_What is expected_
Transcribe the lines of the records starting with the one that has "Read this page and output its text content." in it and ending with the last, and transcribe nothing else.

Stored records
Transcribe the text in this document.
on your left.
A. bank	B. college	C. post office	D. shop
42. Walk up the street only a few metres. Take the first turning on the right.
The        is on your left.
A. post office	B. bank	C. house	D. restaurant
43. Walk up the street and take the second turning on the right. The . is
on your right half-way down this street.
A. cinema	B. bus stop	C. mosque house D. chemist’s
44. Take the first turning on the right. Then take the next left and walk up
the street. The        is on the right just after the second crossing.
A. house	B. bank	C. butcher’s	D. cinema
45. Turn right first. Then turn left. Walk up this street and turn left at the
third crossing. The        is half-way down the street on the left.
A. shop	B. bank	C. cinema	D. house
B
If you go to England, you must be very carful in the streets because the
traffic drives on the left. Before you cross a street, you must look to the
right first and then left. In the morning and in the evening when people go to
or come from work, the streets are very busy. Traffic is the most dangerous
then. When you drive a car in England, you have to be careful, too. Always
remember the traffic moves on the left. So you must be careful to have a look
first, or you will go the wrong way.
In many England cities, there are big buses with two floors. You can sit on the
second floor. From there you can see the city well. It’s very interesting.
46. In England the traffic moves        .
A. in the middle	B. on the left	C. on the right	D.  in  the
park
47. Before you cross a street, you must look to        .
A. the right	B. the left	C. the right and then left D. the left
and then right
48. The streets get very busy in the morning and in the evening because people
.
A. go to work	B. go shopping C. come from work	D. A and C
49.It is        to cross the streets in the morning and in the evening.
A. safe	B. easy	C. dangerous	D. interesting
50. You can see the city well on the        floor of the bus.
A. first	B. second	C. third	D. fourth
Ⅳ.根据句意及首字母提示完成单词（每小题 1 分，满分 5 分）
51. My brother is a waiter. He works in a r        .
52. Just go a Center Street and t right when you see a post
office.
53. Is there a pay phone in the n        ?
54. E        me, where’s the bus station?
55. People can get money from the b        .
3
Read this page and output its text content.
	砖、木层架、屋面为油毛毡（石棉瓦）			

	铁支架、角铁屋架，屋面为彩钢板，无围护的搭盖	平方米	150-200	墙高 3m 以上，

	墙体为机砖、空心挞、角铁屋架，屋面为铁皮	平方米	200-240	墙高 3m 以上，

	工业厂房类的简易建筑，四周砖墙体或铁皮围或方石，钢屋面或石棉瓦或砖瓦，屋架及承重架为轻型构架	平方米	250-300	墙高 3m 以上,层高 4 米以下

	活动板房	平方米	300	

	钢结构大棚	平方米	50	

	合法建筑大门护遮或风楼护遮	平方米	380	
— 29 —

_Task solution_
Read this page and output its text content.
	砖、木层架、屋面为油毛毡（石棉瓦）			

	铁支架、角铁屋架，屋面为彩钢板，无围护的搭盖	平方米	150-200	墙高 3m 以上，

	墙体为机砖、空心挞、角铁屋架，屋面为铁皮	平方米	200-240	墙高 3m 以上，

	工业厂房类的简易建筑，四周砖墙体或铁皮围或方石，钢屋面或石棉瓦或砖瓦，屋架及承重架为轻型构架	平方米	250-300	墙高 3m 以上,层高 4 米以下

	活动板房	平方米	300	

	钢结构大棚	平方米	50	

	合法建筑大门护遮或风楼护遮	平方米	380	
— 29 —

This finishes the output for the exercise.